> [EXERCISE REQUIREMENTS] Rewrite the lines below as a JSON list of strings, one string per line. Skip any blank lines and leave the pictures out.
====
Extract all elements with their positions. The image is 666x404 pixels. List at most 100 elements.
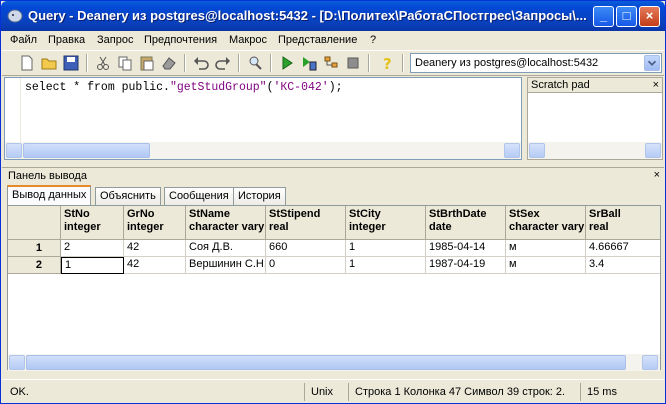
editor-horizontal-scrollbar[interactable] (5, 142, 521, 159)
eraser-icon[interactable] (160, 54, 178, 72)
chevron-down-icon[interactable] (644, 55, 660, 71)
scroll-left-icon[interactable] (6, 143, 22, 158)
menu-view[interactable]: Представление (278, 34, 357, 46)
execute-to-file-icon[interactable] (300, 54, 318, 72)
sql-text[interactable]: select * from public."getStudGroup"('КС-… (25, 81, 343, 94)
column-header[interactable]: StCity integer (346, 206, 426, 240)
scroll-left-icon[interactable] (9, 355, 25, 370)
toolbar-separator (184, 54, 186, 72)
explain-icon[interactable] (322, 54, 340, 72)
help-icon[interactable]: ? (378, 54, 396, 72)
scratch-horizontal-scrollbar[interactable] (528, 142, 662, 159)
output-panel-header: Панель вывода × (2, 167, 664, 183)
grid-corner[interactable] (8, 206, 61, 240)
minimize-button[interactable]: _ (593, 6, 614, 27)
new-file-icon[interactable] (18, 54, 36, 72)
output-panel-close-icon[interactable]: × (654, 169, 660, 181)
column-name: StCity (349, 208, 381, 220)
table-cell[interactable]: м (506, 257, 586, 274)
save-icon[interactable] (62, 54, 80, 72)
window-title: Query - Deanery из postgres@localhost:54… (28, 8, 587, 23)
status-position: Строка 1 Колонка 47 Символ 39 строк: 2. (348, 383, 578, 401)
tab-data-output[interactable]: Вывод данных (7, 185, 92, 205)
column-name: SrBall (589, 208, 621, 220)
scroll-left-icon[interactable] (529, 143, 545, 158)
tab-messages[interactable]: Сообщения (164, 187, 234, 205)
scroll-thumb[interactable] (23, 143, 150, 158)
table-cell[interactable]: Соя Д.В. (186, 240, 266, 257)
menu-preferences[interactable]: Предпочтения (144, 34, 217, 46)
table-cell[interactable]: 660 (266, 240, 346, 257)
scroll-thumb[interactable] (26, 355, 626, 370)
column-name: StBrthDate (429, 208, 487, 220)
column-type: character varying (189, 221, 265, 233)
status-bar: OK. Unix Строка 1 Колонка 47 Символ 39 с… (2, 379, 664, 403)
table-cell[interactable]: м (506, 240, 586, 257)
title-bar[interactable]: Query - Deanery из postgres@localhost:54… (1, 1, 665, 31)
menu-edit[interactable]: Правка (48, 34, 85, 46)
scroll-right-icon[interactable] (504, 143, 520, 158)
table-cell[interactable]: 1 (346, 240, 426, 257)
elephant-app-icon (7, 9, 23, 23)
data-output-grid[interactable]: StNo integer GrNo integer StName character va… (7, 205, 661, 370)
column-header[interactable]: GrNo integer (124, 206, 186, 240)
column-header[interactable]: StNo integer (61, 206, 124, 240)
table-cell[interactable]: 0 (266, 257, 346, 274)
column-type: integer (127, 221, 164, 233)
table-cell[interactable]: 42 (124, 257, 186, 274)
scratch-pad[interactable]: Scratch pad × (527, 77, 663, 160)
connection-value: Deanery из postgres@localhost:5432 (415, 57, 599, 69)
table-cell[interactable]: 2 (61, 240, 124, 257)
column-type: character varying (509, 221, 585, 233)
table-cell[interactable]: 1 (346, 257, 426, 274)
table-cell[interactable]: Вершинин С.Н. (186, 257, 266, 274)
status-state: OK. (10, 386, 29, 398)
table-cell[interactable]: 1987-04-19 (426, 257, 506, 274)
paste-icon[interactable] (138, 54, 156, 72)
row-number[interactable]: 1 (8, 240, 61, 257)
tab-explain[interactable]: Объяснить (95, 187, 161, 205)
column-header[interactable]: StBrthDate date (426, 206, 506, 240)
column-header[interactable]: StNamecharacter varying (186, 206, 266, 240)
grid-horizontal-scrollbar[interactable] (8, 354, 660, 371)
close-button[interactable]: × (639, 6, 660, 27)
redo-icon[interactable] (214, 54, 232, 72)
scroll-right-icon[interactable] (645, 143, 661, 158)
sql-editor[interactable]: select * from public."getStudGroup"('КС-… (4, 77, 522, 160)
undo-icon[interactable] (192, 54, 210, 72)
open-folder-icon[interactable] (40, 54, 58, 72)
column-name: StSex (509, 208, 540, 220)
status-eol: Unix (304, 383, 344, 401)
menu-file[interactable]: Файл (10, 34, 37, 46)
scroll-right-icon[interactable] (642, 355, 658, 370)
menu-help[interactable]: ? (370, 34, 376, 46)
column-header[interactable]: StSexcharacter varying (506, 206, 586, 240)
editor-gutter (5, 78, 21, 145)
connection-select[interactable]: Deanery из postgres@localhost:5432 (410, 53, 662, 73)
output-panel-title: Панель вывода (8, 170, 87, 182)
menu-query[interactable]: Запрос (97, 34, 133, 46)
status-rows: строк: 2. (522, 386, 566, 398)
table-cell[interactable]: 1 (61, 257, 124, 274)
maximize-button[interactable]: □ (616, 6, 637, 27)
table-cell[interactable]: 4.66667 (586, 240, 660, 257)
execute-icon[interactable] (278, 54, 296, 72)
cut-icon[interactable] (94, 54, 112, 72)
column-header[interactable]: StStipend real (266, 206, 346, 240)
copy-icon[interactable] (116, 54, 134, 72)
sql-function-name: "getStudGroup" (169, 81, 267, 94)
column-type: integer (349, 221, 386, 233)
table-cell[interactable]: 3.4 (586, 257, 660, 274)
column-name: StName (189, 208, 230, 220)
toolbar: ? Deanery из postgres@localhost:5432 (2, 50, 664, 76)
scratch-pad-close-icon[interactable]: × (653, 79, 659, 91)
table-cell[interactable]: 42 (124, 240, 186, 257)
stop-icon[interactable] (344, 54, 362, 72)
table-cell[interactable]: 1985-04-14 (426, 240, 506, 257)
column-header[interactable]: SrBall real (586, 206, 660, 240)
menu-macros[interactable]: Макрос (229, 34, 267, 46)
find-icon[interactable] (246, 54, 264, 72)
status-time: 15 ms (580, 383, 664, 401)
row-number[interactable]: 2 (8, 257, 61, 274)
tab-history[interactable]: История (233, 187, 286, 205)
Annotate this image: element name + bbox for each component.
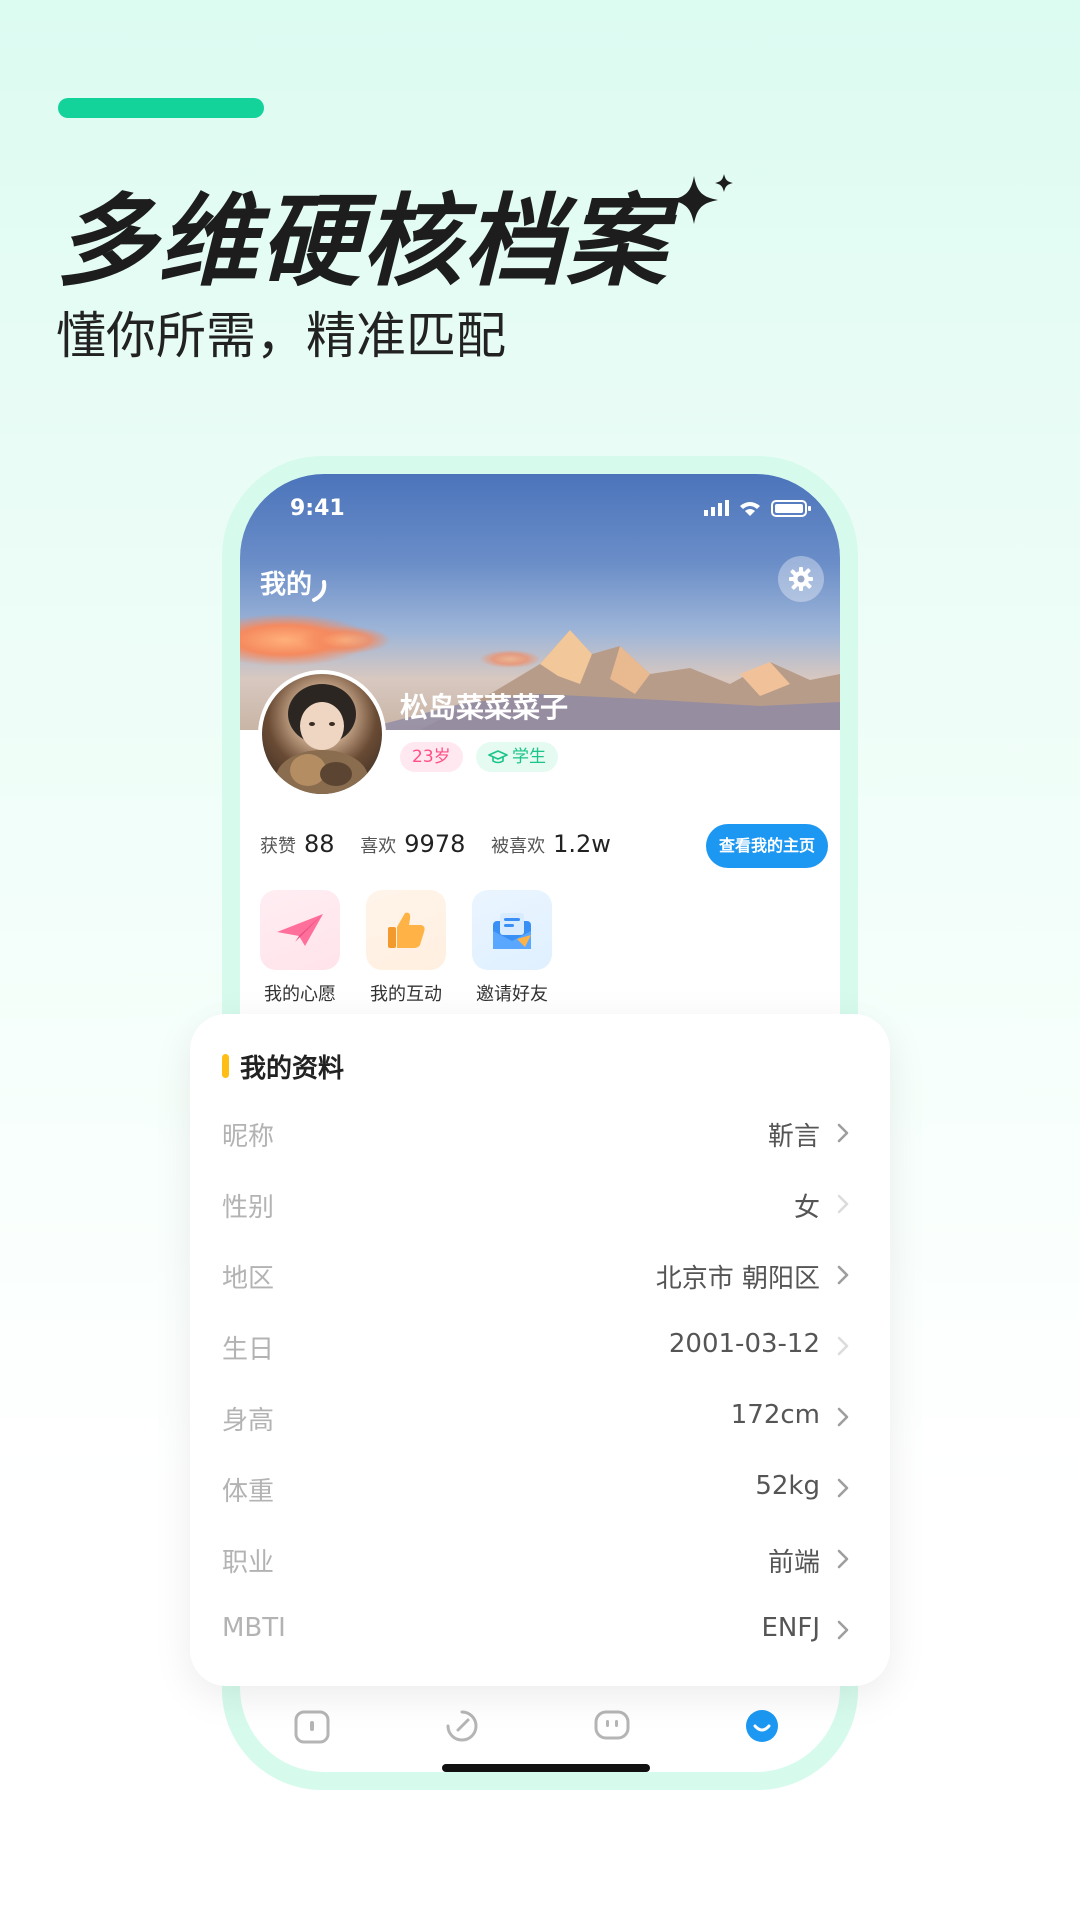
====
> [TASK RESULT]
[
  "Extract all elements with their positions. The image is 666x404 pixels. List at most 100 elements.",
  "editor-horizontal-scrollbar[interactable] (5, 142, 521, 159)",
  "eraser-icon[interactable] (160, 54, 178, 72)",
  "chevron-down-icon[interactable] (644, 55, 660, 71)",
  "scroll-left-icon[interactable] (6, 143, 22, 158)",
  "menu-view[interactable]: Представление (278, 34, 357, 46)",
  "execute-to-file-icon[interactable] (300, 54, 318, 72)",
  "sql-text[interactable]: select * from public.\"getStudGroup\"('КС-… (25, 81, 343, 94)",
  "column-header[interactable]: StCity integer (346, 206, 426, 240)",
  "scroll-left-icon[interactable] (9, 355, 25, 370)",
  "toolbar-separator (184, 54, 186, 72)",
  "explain-icon[interactable] (322, 54, 340, 72)",
  "help-icon[interactable]: ? (378, 54, 396, 72)",
  "scratch-horizontal-scrollbar[interactable] (528, 142, 662, 159)",
  "output-panel-header: Панель вывода × (2, 167, 664, 183)",
  "grid-corner[interactable] (8, 206, 61, 240)",
  "minimize-button[interactable]: _ (593, 6, 614, 27)",
  "new-file-icon[interactable] (18, 54, 36, 72)",
  "output-panel-close-icon[interactable]: × (654, 169, 660, 181)",
  "column-name: StCity (349, 208, 381, 220)",
  "table-cell[interactable]: м (506, 257, 586, 274)",
  "save-icon[interactable] (62, 54, 80, 72)",
  "window-title: Query - Deanery из postgres@localhost:54… (28, 8, 587, 23)",
  "status-position: Строка 1 Колонка 47 Символ 39 строк: 2. (348, 383, 578, 401)",
  "tab-data-output[interactable]: Вывод данных (7, 185, 92, 205)",
  "column-name: SrBall (589, 208, 621, 220)",
  "scroll-left-icon[interactable] (529, 143, 545, 158)",
  "tab-messages[interactable]: Сообщения (164, 187, 234, 205)",
  "scroll-thumb[interactable] (23, 143, 150, 158)",
  "table-cell[interactable]: Соя Д.В. (186, 240, 266, 257)",
  "menu-preferences[interactable]: Предпочтения (144, 34, 217, 46)",
  "table-cell[interactable]: 660 (266, 240, 346, 257)",
  "scroll-thumb[interactable] (26, 355, 626, 370)",
  "column-name: StBrthDate (429, 208, 487, 220)",
  "column-type: character varying (189, 221, 265, 233)",
  "status-bar: OK. Unix Строка 1 Колонка 47 Символ 39 с… (2, 379, 664, 403)",
  "table-cell[interactable]: м (506, 240, 586, 257)",
  "title-bar[interactable]: Query - Deanery из postgres@localhost:54… (1, 1, 665, 31)",
  "menu-edit[interactable]: Правка (48, 34, 85, 46)",
  "scroll-right-icon[interactable] (504, 143, 520, 158)",
  "table-cell[interactable]: 1 (346, 240, 426, 257)",
  "elephant-app-icon (7, 9, 23, 23)",
  "data-output-grid[interactable]: StNo integer GrNo integer StName character va… (7, 205, 661, 370)",
  "column-header[interactable]: GrNo integer (124, 206, 186, 240)",
  "column-header[interactable]: StNo integer (61, 206, 124, 240)",
  "table-cell[interactable]: 0 (266, 257, 346, 274)",
  "column-type: integer (127, 221, 164, 233)",
  "table-cell[interactable]: 42 (124, 257, 186, 274)",
  "scratch-pad[interactable]: Scratch pad × (527, 77, 663, 160)",
  "connection-value: Deanery из postgres@localhost:5432 (415, 57, 599, 69)",
  "table-cell[interactable]: 2 (61, 240, 124, 257)",
  "column-type: character varying (509, 221, 585, 233)",
  "table-cell[interactable]: 1 (346, 257, 426, 274)",
  "table-cell[interactable]: Вершинин С.Н. (186, 257, 266, 274)",
  "status-state: OK. (10, 386, 29, 398)",
  "table-cell[interactable]: 1987-04-19 (426, 257, 506, 274)",
  "paste-icon[interactable] (138, 54, 156, 72)",
  "row-number[interactable]: 1 (8, 240, 61, 257)",
  "tab-explain[interactable]: Объяснить (95, 187, 161, 205)",
  "column-header[interactable]: StBrthDate date (426, 206, 506, 240)",
  "column-header[interactable]: StNamecharacter varying (186, 206, 266, 240)",
  "grid-horizontal-scrollbar[interactable] (8, 354, 660, 371)",
  "close-button[interactable]: × (639, 6, 660, 27)",
  "redo-icon[interactable] (214, 54, 232, 72)",
  "scroll-right-icon[interactable] (645, 143, 661, 158)",
  "sql-editor[interactable]: select * from public.\"getStudGroup\"('КС-… (4, 77, 522, 160)",
  "undo-icon[interactable] (192, 54, 210, 72)",
  "open-folder-icon[interactable] (40, 54, 58, 72)",
  "column-name: StSex (509, 208, 540, 220)",
  "status-eol: Unix (304, 383, 344, 401)",
  "menu-file[interactable]: Файл (10, 34, 37, 46)",
  "scroll-right-icon[interactable] (642, 355, 658, 370)",
  "menu-help[interactable]: ? (370, 34, 376, 46)",
  "column-header[interactable]: StSexcharacter varying (506, 206, 586, 240)",
  "editor-gutter (5, 78, 21, 145)",
  "connection-select[interactable]: Deanery из postgres@localhost:5432 (410, 53, 662, 73)",
  "output-panel-title: Панель вывода (8, 170, 87, 182)",
  "menu-query[interactable]: Запрос (97, 34, 133, 46)",
  "status-rows: строк: 2. (522, 386, 566, 398)",
  "table-cell[interactable]: 1 (61, 257, 124, 274)",
  "maximize-button[interactable]: □ (616, 6, 637, 27)",
  "table-cell[interactable]: 4.66667 (586, 240, 660, 257)",
  "execute-icon[interactable] (278, 54, 296, 72)",
  "cut-icon[interactable] (94, 54, 112, 72)",
  "column-header[interactable]: StStipend real (266, 206, 346, 240)",
  "copy-icon[interactable] (116, 54, 134, 72)",
  "sql-function-name: \"getStudGroup\" (169, 81, 267, 94)",
  "column-type: integer (349, 221, 386, 233)",
  "table-cell[interactable]: 3.4 (586, 257, 660, 274)",
  "column-name: StName (189, 208, 230, 220)",
  "toolbar: ? Deanery из postgres@localhost:5432 (2, 50, 664, 76)",
  "scratch-pad-close-icon[interactable]: × (653, 79, 659, 91)",
  "table-cell[interactable]: 42 (124, 240, 186, 257)",
  "stop-icon[interactable] (344, 54, 362, 72)",
  "table-cell[interactable]: 1985-04-14 (426, 240, 506, 257)",
  "column-header[interactable]: SrBall real (586, 206, 660, 240)",
  "menu-macros[interactable]: Макрос (229, 34, 267, 46)",
  "find-icon[interactable] (246, 54, 264, 72)",
  "status-time: 15 ms (580, 383, 664, 401)",
  "row-number[interactable]: 2 (8, 257, 61, 274)",
  "tab-history[interactable]: История (233, 187, 286, 205)",
  "Annotate this image: element name + bbox for each component."
]